___ Extracted data ___

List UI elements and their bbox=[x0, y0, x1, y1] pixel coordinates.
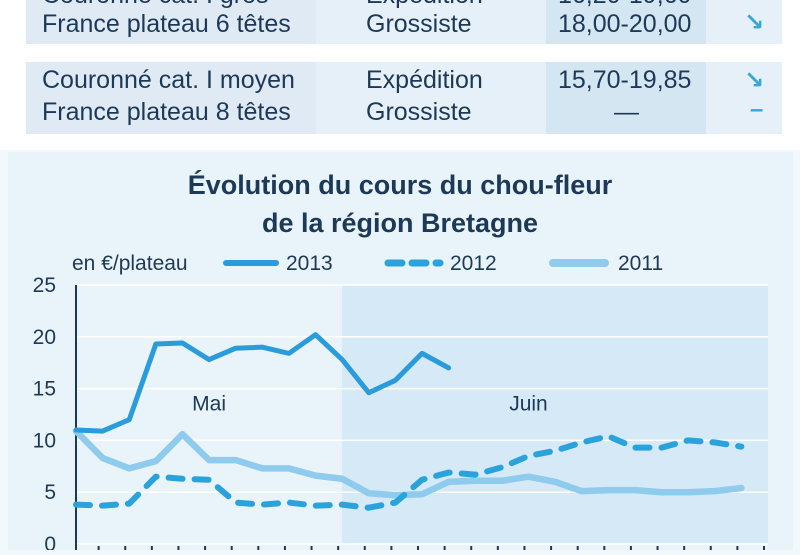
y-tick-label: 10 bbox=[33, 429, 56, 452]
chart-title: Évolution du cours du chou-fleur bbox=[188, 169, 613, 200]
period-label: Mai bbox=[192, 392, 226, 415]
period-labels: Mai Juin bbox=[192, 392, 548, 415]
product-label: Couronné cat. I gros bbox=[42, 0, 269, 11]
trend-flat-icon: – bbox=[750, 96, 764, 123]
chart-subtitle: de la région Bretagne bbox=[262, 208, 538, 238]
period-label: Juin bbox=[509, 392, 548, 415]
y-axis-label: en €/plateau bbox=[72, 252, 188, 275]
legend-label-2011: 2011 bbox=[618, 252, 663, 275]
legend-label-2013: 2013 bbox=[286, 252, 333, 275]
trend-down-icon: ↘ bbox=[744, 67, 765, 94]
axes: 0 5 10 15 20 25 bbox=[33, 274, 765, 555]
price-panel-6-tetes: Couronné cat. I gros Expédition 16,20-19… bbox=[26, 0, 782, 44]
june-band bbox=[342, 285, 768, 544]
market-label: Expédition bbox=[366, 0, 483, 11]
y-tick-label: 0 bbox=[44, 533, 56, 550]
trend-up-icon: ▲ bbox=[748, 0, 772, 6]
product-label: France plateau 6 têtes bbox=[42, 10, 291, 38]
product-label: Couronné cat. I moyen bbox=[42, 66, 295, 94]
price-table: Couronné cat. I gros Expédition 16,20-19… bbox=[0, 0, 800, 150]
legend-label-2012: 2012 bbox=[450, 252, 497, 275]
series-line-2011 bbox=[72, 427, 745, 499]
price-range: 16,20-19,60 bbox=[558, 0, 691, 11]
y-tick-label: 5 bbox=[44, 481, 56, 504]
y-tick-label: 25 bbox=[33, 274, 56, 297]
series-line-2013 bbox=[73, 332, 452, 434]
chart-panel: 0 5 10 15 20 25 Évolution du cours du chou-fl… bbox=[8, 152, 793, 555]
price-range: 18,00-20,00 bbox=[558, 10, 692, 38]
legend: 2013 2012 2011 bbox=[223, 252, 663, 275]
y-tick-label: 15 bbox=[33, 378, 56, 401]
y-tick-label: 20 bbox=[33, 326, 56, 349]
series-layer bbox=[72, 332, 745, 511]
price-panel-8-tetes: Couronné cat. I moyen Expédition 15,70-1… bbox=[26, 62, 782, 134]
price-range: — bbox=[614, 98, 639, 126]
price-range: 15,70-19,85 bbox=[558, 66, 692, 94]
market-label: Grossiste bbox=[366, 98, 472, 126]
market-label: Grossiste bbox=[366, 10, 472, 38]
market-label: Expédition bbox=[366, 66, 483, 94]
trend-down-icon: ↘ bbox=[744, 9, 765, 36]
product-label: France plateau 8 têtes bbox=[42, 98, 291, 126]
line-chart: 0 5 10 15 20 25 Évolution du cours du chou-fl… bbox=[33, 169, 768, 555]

___
___ Extracted data ___

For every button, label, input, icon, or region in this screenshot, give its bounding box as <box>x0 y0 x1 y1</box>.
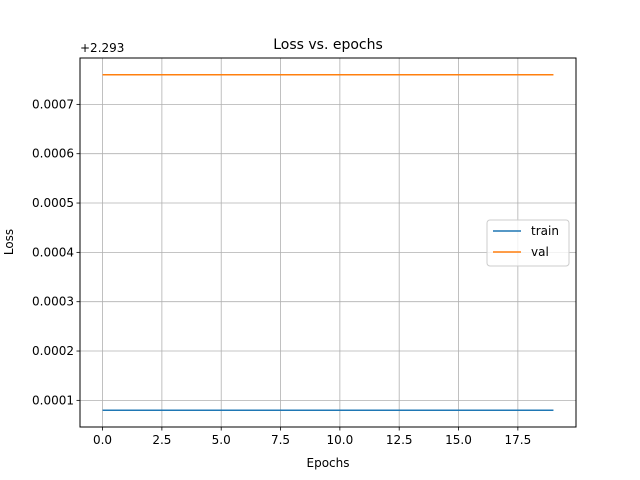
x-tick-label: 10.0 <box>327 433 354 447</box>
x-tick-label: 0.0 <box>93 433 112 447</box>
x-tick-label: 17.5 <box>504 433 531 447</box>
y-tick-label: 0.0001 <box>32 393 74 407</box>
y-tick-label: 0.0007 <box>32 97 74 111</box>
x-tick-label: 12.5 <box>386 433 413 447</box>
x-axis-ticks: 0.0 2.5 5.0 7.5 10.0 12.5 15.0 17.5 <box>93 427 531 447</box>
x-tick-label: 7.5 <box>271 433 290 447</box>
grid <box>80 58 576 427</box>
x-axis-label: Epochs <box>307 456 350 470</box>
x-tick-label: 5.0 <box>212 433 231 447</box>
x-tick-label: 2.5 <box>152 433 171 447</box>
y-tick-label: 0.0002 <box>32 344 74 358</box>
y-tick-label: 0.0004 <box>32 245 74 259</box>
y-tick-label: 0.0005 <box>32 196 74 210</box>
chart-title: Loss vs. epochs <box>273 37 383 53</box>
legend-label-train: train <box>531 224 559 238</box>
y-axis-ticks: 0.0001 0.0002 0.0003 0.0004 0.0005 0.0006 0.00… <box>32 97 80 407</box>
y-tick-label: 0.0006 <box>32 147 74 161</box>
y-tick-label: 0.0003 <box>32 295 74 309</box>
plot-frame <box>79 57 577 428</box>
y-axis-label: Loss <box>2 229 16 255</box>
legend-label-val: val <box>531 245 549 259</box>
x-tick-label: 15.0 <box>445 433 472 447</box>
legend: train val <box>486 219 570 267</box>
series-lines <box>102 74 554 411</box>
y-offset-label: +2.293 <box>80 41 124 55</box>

___

_Written request_
Can you copy the entries word for word, starting at the line with "x-tick-label: 10.0 <box>327 433 354 447</box>" and ending at the line with "y-offset-label: +2.293 <box>80", both included?

_Finished answer_
x-tick-label: 10.0 <box>327 433 354 447</box>
x-tick-label: 0.0 <box>93 433 112 447</box>
x-tick-label: 17.5 <box>504 433 531 447</box>
y-tick-label: 0.0001 <box>32 393 74 407</box>
y-tick-label: 0.0007 <box>32 97 74 111</box>
x-tick-label: 12.5 <box>386 433 413 447</box>
x-axis-ticks: 0.0 2.5 5.0 7.5 10.0 12.5 15.0 17.5 <box>93 427 531 447</box>
x-tick-label: 7.5 <box>271 433 290 447</box>
grid <box>80 58 576 427</box>
x-axis-label: Epochs <box>307 456 350 470</box>
x-tick-label: 5.0 <box>212 433 231 447</box>
x-tick-label: 2.5 <box>152 433 171 447</box>
y-tick-label: 0.0002 <box>32 344 74 358</box>
y-tick-label: 0.0004 <box>32 245 74 259</box>
y-tick-label: 0.0005 <box>32 196 74 210</box>
chart-title: Loss vs. epochs <box>273 37 383 53</box>
legend-label-train: train <box>531 224 559 238</box>
y-axis-ticks: 0.0001 0.0002 0.0003 0.0004 0.0005 0.0006 0.00… <box>32 97 80 407</box>
y-tick-label: 0.0006 <box>32 147 74 161</box>
y-tick-label: 0.0003 <box>32 295 74 309</box>
plot-frame <box>79 57 577 428</box>
y-axis-label: Loss <box>2 229 16 255</box>
legend-label-val: val <box>531 245 549 259</box>
x-tick-label: 15.0 <box>445 433 472 447</box>
legend: train val <box>486 219 570 267</box>
series-lines <box>102 74 554 411</box>
y-offset-label: +2.293 <box>80 41 124 55</box>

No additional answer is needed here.